- Instrução
Prossiga o trecho sobre a semelhança entre pessoas e animais a partir da última frase apresentada.
++++ Trecho para leitura
A semelhança física entre os
parentes resulta da consanguinidade que transmite, de um a outro, partículas
orgânicas semelhantes[2],
porque o corpo procede do corpo. Mas não poderia vir ao pensamento de ninguém
supor que aquele que se parece com um gato, por exemplo, tenha nas veias o
sangue de gato. Há, pois, uma outra causa. De início, pode ser fortuita e sem
qualquer significação: é o caso mais comum. Todavia, além da semelhança física,
nota-se por vezes uma certa analogia de inclinações. Isto poderia explicar-se
pela mesma causa que modifica os traços da fisionomia. Se um Espírito ainda
atrasado conserva alguns dos instintos do animal, seu caráter, como homem, terá
esses traços, e as paixões que o agitam poderão dar a esses traços algo que
lembre vagamente os do animal cujos instintos possui. Mas esses traços se apagam
à medida que o Espírito se depura e o homem avança no caminho da perfeição.
++++++++
++++ Material de consulta
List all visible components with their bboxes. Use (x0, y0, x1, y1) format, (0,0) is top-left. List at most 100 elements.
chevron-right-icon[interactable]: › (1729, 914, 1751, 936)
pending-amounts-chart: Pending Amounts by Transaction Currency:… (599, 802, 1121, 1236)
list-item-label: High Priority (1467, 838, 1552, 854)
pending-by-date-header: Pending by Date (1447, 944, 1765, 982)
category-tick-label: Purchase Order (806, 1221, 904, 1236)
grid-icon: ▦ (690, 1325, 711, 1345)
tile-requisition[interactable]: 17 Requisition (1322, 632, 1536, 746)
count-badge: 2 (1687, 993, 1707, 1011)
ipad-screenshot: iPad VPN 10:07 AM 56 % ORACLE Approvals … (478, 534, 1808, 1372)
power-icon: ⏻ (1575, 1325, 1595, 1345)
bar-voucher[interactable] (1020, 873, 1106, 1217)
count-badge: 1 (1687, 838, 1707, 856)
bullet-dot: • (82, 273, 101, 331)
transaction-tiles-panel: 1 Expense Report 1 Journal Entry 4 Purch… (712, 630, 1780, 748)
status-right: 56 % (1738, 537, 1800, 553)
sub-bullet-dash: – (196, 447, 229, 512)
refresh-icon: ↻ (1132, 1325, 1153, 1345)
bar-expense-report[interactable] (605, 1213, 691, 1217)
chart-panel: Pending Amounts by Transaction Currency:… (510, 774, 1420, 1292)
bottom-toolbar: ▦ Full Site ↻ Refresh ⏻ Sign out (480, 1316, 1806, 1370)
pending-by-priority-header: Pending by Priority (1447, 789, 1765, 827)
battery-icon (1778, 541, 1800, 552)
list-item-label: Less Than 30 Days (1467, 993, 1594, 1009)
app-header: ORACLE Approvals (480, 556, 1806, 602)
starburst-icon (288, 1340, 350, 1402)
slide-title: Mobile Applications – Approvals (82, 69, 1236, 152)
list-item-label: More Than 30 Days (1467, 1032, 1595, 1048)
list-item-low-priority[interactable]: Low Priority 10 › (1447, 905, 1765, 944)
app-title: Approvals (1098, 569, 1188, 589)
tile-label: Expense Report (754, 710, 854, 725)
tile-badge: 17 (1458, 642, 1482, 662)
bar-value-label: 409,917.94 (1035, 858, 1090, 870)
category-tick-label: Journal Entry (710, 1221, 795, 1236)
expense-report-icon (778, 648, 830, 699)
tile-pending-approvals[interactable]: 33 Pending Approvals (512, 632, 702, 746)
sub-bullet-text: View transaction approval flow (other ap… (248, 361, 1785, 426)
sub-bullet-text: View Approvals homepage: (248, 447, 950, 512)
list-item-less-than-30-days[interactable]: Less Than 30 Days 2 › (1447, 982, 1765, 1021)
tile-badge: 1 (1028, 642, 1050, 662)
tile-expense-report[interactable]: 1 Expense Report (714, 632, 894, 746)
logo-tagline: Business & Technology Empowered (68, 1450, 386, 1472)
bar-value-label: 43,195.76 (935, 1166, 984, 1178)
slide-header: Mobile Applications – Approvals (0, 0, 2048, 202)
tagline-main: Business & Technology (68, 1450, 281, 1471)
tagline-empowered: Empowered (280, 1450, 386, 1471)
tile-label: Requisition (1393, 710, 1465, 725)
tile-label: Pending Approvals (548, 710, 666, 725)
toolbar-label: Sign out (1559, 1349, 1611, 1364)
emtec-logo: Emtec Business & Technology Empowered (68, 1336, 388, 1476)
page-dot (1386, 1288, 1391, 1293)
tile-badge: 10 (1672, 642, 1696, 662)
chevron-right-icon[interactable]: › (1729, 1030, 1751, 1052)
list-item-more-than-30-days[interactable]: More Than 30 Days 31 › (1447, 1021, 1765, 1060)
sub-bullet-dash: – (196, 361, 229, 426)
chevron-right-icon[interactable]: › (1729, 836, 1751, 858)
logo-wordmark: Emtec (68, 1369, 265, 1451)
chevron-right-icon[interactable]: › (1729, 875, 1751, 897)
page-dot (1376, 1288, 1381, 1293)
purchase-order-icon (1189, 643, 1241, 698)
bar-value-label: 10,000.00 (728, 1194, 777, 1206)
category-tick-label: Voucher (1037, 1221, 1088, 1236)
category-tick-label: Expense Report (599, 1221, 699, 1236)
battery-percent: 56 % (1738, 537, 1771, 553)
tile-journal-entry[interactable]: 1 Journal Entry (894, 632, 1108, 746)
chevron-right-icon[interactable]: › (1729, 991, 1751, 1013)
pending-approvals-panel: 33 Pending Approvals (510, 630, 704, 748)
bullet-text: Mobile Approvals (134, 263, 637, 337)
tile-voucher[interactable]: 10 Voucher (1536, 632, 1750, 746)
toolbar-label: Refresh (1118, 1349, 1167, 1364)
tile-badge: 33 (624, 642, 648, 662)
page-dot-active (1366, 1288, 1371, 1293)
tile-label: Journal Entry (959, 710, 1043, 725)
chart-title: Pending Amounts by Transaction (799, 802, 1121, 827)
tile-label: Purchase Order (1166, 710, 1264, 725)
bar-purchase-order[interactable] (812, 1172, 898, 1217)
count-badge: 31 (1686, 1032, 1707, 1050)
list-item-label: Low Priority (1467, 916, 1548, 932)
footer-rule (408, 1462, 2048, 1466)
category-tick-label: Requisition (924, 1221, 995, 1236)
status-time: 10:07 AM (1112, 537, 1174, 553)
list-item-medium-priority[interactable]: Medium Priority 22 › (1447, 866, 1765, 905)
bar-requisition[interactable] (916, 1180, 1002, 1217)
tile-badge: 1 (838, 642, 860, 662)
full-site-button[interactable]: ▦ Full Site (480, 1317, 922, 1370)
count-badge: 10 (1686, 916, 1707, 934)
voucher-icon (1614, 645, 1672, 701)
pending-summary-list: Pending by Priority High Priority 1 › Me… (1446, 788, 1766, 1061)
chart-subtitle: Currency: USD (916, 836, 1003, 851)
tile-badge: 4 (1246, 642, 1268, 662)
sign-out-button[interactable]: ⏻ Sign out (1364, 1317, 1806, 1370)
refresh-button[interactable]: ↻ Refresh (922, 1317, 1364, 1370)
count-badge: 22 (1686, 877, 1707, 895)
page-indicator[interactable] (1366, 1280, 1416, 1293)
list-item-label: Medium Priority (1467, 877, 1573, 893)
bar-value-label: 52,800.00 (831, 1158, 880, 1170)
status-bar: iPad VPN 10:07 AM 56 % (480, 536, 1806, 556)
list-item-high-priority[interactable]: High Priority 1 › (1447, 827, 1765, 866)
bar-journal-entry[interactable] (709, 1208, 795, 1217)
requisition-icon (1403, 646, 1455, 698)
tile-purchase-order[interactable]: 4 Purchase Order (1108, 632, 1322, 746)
++++++++
- Resposta
Aqui, portanto, seria o Espírito
a imprimir sua marca na fisionomia; mas da similitude dos instintos seria
absurdo concluir que o homem, que tem os do gato, possa ser a encarnação do Espírito
de um gato. Longe de ensinar semelhante teoria, o Espiritismo sempre demonstrou
o seu ridículo e a sua impossibilidade. É verdade que se nota uma gradação
contínua na série animal; mas entre o animal e o homem há uma solução de continuidade.
Ora, mesmo admitindo, o que é apenas um sistema, que o Espírito tenha passado
por todos os graus da escala animal, antes de chegar ao homem, haveria sempre,
de um ao outro, uma interrupção que não existiria se o Espírito do animal
pudesse encarnar-se diretamente no corpo do homem. Se assim fosse, entre os
Espíritos errantes haveria os de animais, como há Espíritos humanos, o que não
acontece.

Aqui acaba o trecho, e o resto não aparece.